• **TEXTE FOURNI**
━━━
Chanteuse, danseuse, comédienne, Justine Favart fut une artiste aux talents multiples, mais elle est également reconnue pour sa réforme pionnière des costumes des arts lyriques.
Le théâtre national de l'Opéra-Comique à Paris, souvent surnommé la salle « Favart », doit son nom à Charles-Simon Favart, directeur de l’établissement de 1757 à 1762. Surnommé « le Molière de l’opéra » par Voltaire, le dramaturge et compositeur est une figure majeure dans l’histoire de l’art lyrique français du XVIIIe siècle.
Pourtant, dans la famille Favart, on trouve aussi sa femme, Justine Favart, essentielle dans le rayonnement de l’art lyrique et l’évolution des costumes de scène. Artiste célèbre et pionnière de l’interprétation, Justine Favart inspire d'ailleurs à Jacques Offenbach l'héroïne de l'opérette Madame Favart (1878).
━━━
• **DOCUMENTS FOURNIS**
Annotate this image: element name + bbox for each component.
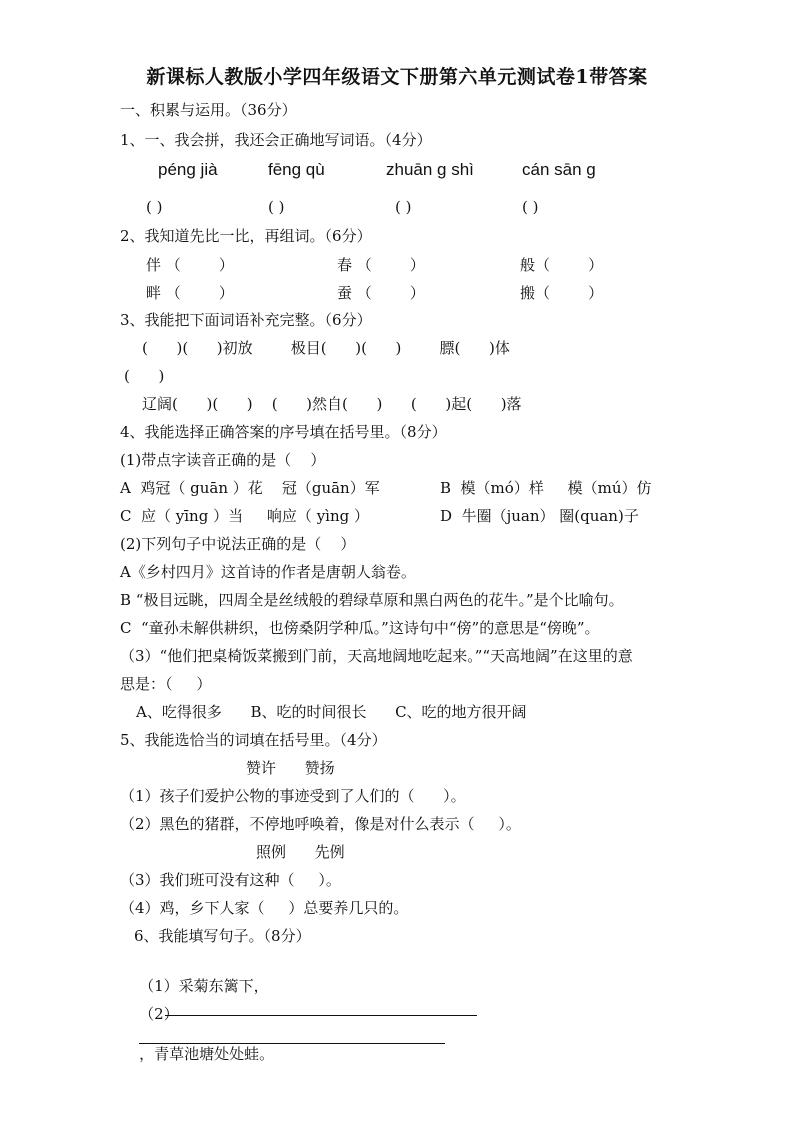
━━━
Dans le texte sur Justine Favart, condensez le paragraphe commençant par « Pourtant, dans la famille Favart » en conservant ses faits principaux.

• **RÉSULTAT**
Justine Favart, épouse de Charles-Simon Favart, a joué un rôle essentiel dans le rayonnement de l'art lyrique et l'évolution des costumes de scène. Artiste célèbre et pionnière de l'interprétation, elle a inspiré à Jacques Offenbach l'héroïne de l'opérette Madame Favart (1878).